» TO DO: Format every line of the data below as a numbered list, omitting any blank lines.

» DATA SUPPLIED:
** Begin **

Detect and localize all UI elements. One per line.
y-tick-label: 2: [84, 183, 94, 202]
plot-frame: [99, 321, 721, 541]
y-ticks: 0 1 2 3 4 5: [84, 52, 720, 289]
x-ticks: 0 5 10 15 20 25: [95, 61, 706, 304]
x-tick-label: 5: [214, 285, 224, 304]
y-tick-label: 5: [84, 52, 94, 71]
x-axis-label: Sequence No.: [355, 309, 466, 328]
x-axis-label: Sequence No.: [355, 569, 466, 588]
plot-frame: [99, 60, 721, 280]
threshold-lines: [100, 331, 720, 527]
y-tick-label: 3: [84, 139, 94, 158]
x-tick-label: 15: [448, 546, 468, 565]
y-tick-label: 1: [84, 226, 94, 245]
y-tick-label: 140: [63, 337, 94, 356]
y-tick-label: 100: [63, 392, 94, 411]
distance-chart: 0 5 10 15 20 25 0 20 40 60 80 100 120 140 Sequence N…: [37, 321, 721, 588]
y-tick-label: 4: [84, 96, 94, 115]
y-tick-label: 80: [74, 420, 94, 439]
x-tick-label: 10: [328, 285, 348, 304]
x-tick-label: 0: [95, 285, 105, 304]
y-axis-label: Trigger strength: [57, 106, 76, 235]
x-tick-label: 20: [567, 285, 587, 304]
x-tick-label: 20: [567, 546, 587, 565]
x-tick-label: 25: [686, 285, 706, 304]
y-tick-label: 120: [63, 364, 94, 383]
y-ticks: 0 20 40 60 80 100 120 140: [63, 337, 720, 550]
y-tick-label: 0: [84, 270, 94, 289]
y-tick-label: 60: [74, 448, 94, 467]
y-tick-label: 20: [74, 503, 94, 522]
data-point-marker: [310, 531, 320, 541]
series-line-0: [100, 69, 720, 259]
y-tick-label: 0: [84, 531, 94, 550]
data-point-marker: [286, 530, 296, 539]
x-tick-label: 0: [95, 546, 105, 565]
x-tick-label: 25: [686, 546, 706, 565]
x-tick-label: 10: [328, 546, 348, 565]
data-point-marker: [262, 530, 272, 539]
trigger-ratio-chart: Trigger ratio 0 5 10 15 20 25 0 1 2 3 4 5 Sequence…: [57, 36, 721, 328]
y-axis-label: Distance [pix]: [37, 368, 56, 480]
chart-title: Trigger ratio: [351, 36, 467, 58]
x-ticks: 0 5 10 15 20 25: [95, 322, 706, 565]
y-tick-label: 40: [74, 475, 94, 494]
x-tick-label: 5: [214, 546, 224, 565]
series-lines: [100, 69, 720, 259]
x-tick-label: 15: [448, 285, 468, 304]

** End **

» CORRECT OUTPUT:
1. Detect and localize all UI elements. One per line.
2. y-tick-label: 2: [84, 183, 94, 202]
3. plot-frame: [99, 321, 721, 541]
4. y-ticks: 0 1 2 3 4 5: [84, 52, 720, 289]
5. x-ticks: 0 5 10 15 20 25: [95, 61, 706, 304]
6. x-tick-label: 5: [214, 285, 224, 304]
7. y-tick-label: 5: [84, 52, 94, 71]
8. x-axis-label: Sequence No.: [355, 309, 466, 328]
9. x-axis-label: Sequence No.: [355, 569, 466, 588]
10. plot-frame: [99, 60, 721, 280]
11. threshold-lines: [100, 331, 720, 527]
12. y-tick-label: 3: [84, 139, 94, 158]
13. x-tick-label: 15: [448, 546, 468, 565]
14. y-tick-label: 1: [84, 226, 94, 245]
15. y-tick-label: 140: [63, 337, 94, 356]
16. y-tick-label: 100: [63, 392, 94, 411]
17. distance-chart: 0 5 10 15 20 25 0 20 40 60 80 100 120 140 Sequence N…: [37, 321, 721, 588]
18. y-tick-label: 4: [84, 96, 94, 115]
19. y-tick-label: 80: [74, 420, 94, 439]
20. x-tick-label: 10: [328, 285, 348, 304]
21. x-tick-label: 0: [95, 285, 105, 304]
22. y-axis-label: Trigger strength: [57, 106, 76, 235]
23. x-tick-label: 20: [567, 285, 587, 304]
24. x-tick-label: 20: [567, 546, 587, 565]
25. x-tick-label: 25: [686, 285, 706, 304]
26. y-tick-label: 120: [63, 364, 94, 383]
27. y-ticks: 0 20 40 60 80 100 120 140: [63, 337, 720, 550]
28. y-tick-label: 0: [84, 270, 94, 289]
29. y-tick-label: 60: [74, 448, 94, 467]
30. y-tick-label: 20: [74, 503, 94, 522]
31. data-point-marker: [310, 531, 320, 541]
32. series-line-0: [100, 69, 720, 259]
33. y-tick-label: 0: [84, 531, 94, 550]
34. data-point-marker: [286, 530, 296, 539]
35. x-tick-label: 0: [95, 546, 105, 565]
36. x-tick-label: 25: [686, 546, 706, 565]
37. x-tick-label: 10: [328, 546, 348, 565]
38. data-point-marker: [262, 530, 272, 539]
39. trigger-ratio-chart: Trigger ratio 0 5 10 15 20 25 0 1 2 3 4 5 Sequence…: [57, 36, 721, 328]
40. y-axis-label: Distance [pix]: [37, 368, 56, 480]
41. chart-title: Trigger ratio: [351, 36, 467, 58]
42. x-ticks: 0 5 10 15 20 25: [95, 322, 706, 565]
43. y-tick-label: 40: [74, 475, 94, 494]
44. x-tick-label: 5: [214, 546, 224, 565]
45. series-lines: [100, 69, 720, 259]
46. x-tick-label: 15: [448, 285, 468, 304]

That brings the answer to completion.